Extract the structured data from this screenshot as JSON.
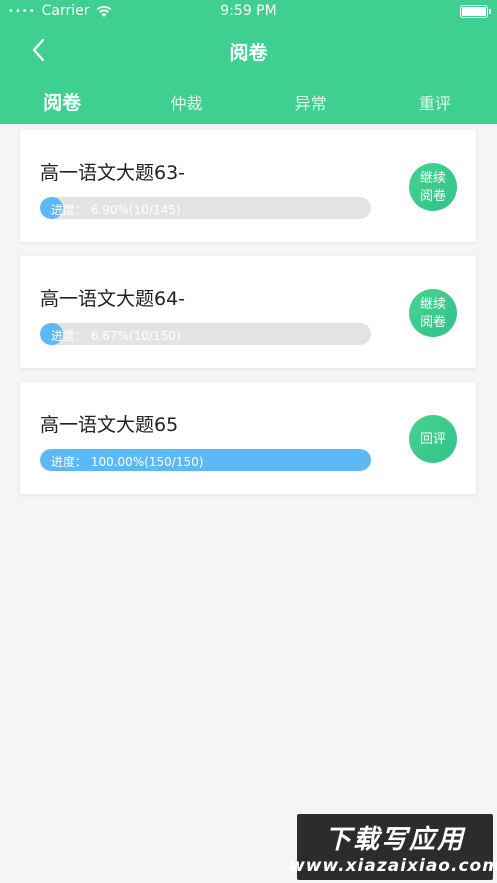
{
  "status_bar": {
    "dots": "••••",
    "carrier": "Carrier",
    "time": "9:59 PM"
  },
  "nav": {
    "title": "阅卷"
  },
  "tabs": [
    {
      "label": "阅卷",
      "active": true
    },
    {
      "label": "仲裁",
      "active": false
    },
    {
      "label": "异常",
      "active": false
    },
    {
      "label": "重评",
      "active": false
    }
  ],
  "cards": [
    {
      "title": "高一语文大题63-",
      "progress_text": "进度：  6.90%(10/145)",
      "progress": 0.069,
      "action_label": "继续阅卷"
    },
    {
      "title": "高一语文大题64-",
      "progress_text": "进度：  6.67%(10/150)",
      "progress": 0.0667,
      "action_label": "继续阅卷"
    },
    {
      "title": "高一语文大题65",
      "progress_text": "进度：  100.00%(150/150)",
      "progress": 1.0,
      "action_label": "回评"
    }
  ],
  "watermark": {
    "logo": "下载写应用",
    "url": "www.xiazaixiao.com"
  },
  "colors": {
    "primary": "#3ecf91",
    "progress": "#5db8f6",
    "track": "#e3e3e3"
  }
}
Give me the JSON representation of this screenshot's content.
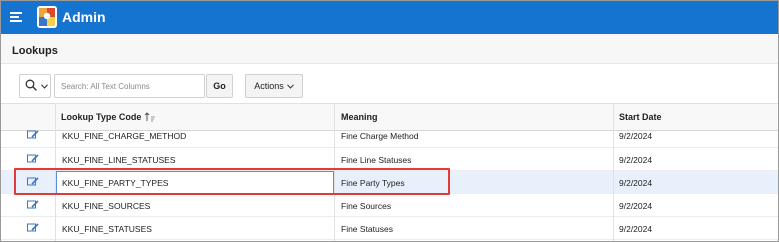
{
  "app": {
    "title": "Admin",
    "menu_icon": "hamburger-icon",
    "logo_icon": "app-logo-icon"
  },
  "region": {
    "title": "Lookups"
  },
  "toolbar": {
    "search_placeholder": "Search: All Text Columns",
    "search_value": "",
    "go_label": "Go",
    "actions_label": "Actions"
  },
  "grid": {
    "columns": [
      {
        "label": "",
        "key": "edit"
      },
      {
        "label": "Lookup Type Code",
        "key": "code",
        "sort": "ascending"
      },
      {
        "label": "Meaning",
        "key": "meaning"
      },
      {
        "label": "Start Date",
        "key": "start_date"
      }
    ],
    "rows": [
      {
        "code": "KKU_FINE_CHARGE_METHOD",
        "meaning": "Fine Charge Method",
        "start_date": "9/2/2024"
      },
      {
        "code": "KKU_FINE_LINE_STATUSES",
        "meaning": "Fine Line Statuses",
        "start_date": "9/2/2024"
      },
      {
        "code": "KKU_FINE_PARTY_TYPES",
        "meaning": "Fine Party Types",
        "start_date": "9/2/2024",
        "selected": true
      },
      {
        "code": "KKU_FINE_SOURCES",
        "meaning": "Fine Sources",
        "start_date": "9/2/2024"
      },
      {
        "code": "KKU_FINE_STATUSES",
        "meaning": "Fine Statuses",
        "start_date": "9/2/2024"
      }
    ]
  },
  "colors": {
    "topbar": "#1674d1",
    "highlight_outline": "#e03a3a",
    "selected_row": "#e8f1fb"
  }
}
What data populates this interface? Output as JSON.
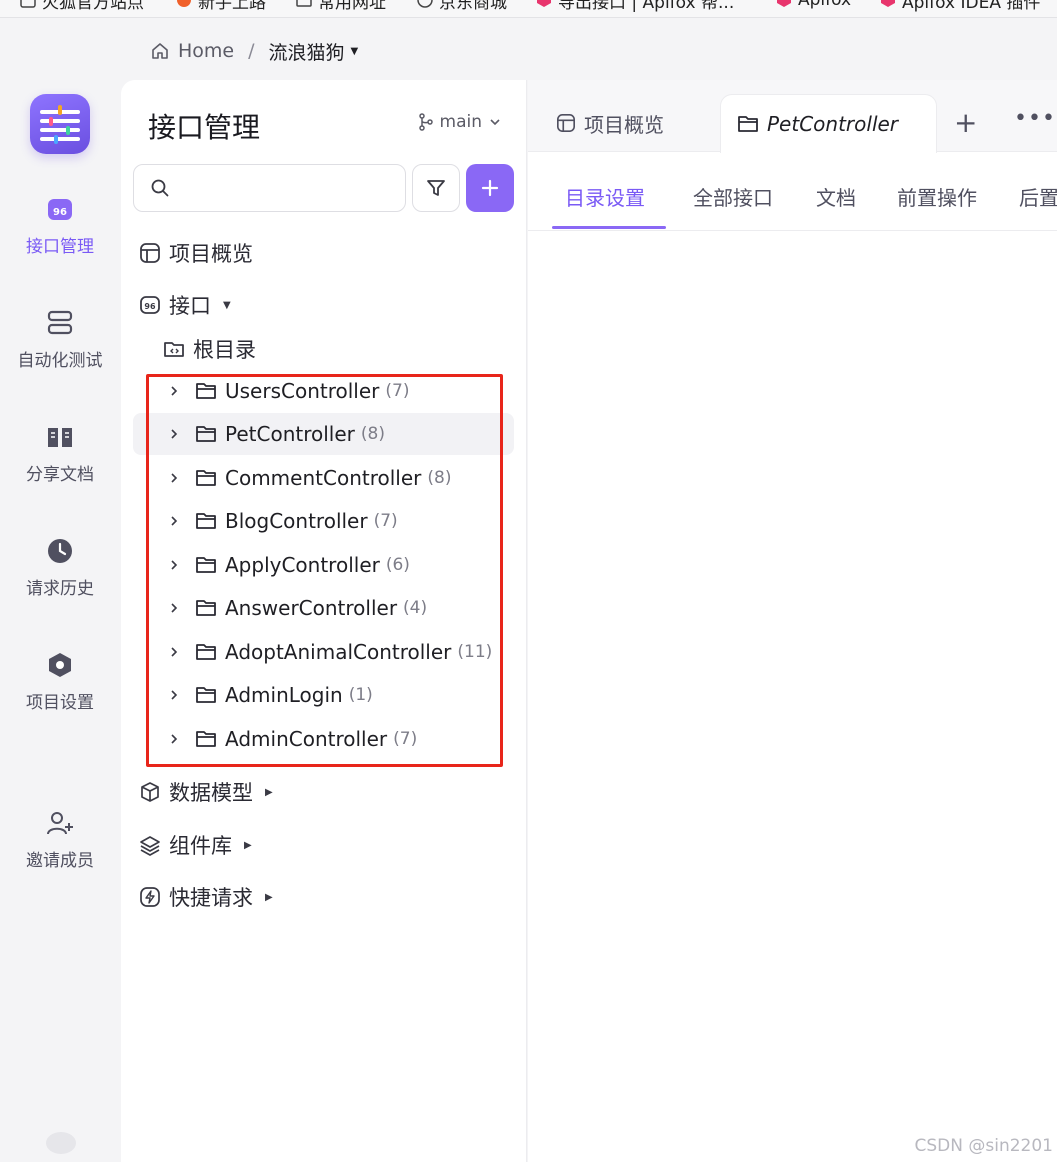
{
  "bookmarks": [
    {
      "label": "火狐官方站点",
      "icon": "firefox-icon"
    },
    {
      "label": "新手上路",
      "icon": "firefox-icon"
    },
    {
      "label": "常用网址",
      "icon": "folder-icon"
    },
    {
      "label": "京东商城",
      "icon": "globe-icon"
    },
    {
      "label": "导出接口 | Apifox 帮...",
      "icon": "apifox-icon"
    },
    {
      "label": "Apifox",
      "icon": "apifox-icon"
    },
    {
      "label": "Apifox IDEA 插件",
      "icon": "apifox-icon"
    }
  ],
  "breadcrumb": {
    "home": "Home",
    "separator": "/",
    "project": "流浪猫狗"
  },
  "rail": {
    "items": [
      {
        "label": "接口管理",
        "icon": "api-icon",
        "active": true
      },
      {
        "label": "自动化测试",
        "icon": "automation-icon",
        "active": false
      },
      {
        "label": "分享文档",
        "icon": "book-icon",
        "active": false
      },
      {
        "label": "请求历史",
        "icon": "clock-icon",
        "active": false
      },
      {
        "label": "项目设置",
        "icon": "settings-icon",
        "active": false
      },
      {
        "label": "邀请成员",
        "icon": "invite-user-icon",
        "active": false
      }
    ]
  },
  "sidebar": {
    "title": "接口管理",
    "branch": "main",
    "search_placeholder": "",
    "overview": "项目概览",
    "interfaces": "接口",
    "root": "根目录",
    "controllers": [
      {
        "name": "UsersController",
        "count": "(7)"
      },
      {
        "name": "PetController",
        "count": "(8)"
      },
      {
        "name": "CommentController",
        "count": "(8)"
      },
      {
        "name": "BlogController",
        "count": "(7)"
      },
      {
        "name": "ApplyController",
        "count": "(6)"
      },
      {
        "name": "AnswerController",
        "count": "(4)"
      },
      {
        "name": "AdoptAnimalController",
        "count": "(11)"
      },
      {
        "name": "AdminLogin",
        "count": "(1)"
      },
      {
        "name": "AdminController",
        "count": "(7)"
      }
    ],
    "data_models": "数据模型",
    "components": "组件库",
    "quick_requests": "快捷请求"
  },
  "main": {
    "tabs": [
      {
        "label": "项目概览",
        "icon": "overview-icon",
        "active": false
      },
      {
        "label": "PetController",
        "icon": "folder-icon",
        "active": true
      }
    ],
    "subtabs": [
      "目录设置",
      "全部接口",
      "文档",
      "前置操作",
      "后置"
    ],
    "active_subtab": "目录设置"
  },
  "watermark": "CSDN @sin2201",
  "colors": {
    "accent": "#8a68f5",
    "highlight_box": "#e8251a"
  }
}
==
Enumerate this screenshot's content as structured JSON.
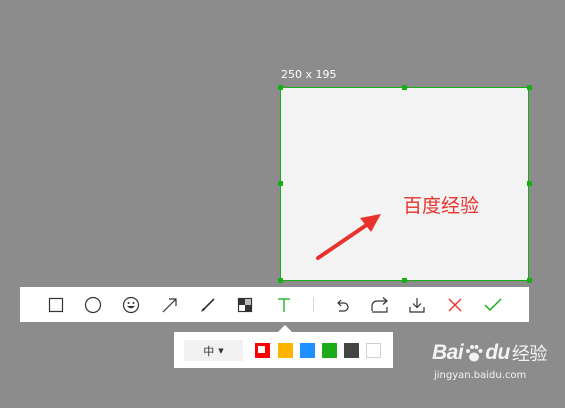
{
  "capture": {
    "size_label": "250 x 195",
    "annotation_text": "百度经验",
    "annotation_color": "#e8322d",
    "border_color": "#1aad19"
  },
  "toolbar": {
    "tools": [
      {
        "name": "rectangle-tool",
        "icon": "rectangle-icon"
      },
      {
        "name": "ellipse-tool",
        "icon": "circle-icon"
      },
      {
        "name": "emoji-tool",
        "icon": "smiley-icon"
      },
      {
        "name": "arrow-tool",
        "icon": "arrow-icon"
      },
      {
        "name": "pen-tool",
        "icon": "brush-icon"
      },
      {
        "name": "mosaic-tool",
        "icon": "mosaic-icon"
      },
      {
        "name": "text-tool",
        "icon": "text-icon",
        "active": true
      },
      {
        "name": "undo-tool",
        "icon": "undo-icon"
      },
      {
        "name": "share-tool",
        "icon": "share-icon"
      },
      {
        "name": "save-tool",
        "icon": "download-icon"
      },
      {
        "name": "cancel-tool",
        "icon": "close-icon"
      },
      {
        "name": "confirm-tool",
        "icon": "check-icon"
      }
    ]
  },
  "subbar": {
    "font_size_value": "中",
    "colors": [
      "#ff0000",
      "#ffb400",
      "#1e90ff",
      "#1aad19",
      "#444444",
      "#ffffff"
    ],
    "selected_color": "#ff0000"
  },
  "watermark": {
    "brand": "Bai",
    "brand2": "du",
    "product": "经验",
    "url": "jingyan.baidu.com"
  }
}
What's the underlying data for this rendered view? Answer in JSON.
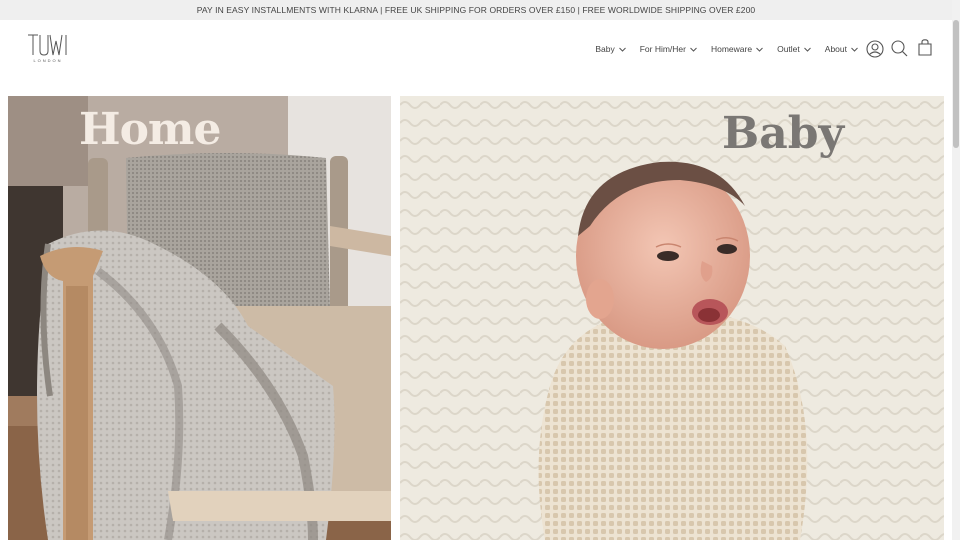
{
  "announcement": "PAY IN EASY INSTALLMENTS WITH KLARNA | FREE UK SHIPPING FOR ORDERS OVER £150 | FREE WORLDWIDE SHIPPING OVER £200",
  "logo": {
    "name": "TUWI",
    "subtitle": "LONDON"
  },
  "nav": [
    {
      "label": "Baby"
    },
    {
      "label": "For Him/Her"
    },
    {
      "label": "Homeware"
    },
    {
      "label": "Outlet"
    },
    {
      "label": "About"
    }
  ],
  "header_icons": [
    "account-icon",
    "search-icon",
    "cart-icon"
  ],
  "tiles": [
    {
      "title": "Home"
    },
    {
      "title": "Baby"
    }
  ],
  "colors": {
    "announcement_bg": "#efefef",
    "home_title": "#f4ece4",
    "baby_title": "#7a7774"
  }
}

--- INSTRUCTIONS FOR THE TASK ---
Extract, from the material above, each line holding the word "structured".

--- SOLUTION TO THE PROBLEM ---
Extract the structured data from this screenshot as JSON.
Enumerate this screenshot's content as structured JSON.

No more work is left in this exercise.